■ **Provided records**
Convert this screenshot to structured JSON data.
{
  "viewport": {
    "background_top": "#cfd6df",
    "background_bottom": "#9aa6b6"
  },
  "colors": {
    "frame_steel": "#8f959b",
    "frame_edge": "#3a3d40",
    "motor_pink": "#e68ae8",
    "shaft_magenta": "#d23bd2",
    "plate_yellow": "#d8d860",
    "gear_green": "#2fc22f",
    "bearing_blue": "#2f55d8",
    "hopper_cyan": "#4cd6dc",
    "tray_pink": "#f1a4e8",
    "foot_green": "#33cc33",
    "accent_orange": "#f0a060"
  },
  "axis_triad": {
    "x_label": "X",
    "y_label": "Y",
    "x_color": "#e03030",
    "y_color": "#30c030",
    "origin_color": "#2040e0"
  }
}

■ **Prompt**
Reproduce the entries above in full by retyping them exactly.

■ **Task solution**
Convert this screenshot to structured JSON data.
{
  "viewport": {
    "background_top": "#cfd6df",
    "background_bottom": "#9aa6b6"
  },
  "colors": {
    "frame_steel": "#8f959b",
    "frame_edge": "#3a3d40",
    "motor_pink": "#e68ae8",
    "shaft_magenta": "#d23bd2",
    "plate_yellow": "#d8d860",
    "gear_green": "#2fc22f",
    "bearing_blue": "#2f55d8",
    "hopper_cyan": "#4cd6dc",
    "tray_pink": "#f1a4e8",
    "foot_green": "#33cc33",
    "accent_orange": "#f0a060"
  },
  "axis_triad": {
    "x_label": "X",
    "y_label": "Y",
    "x_color": "#e03030",
    "y_color": "#30c030",
    "origin_color": "#2040e0"
  }
}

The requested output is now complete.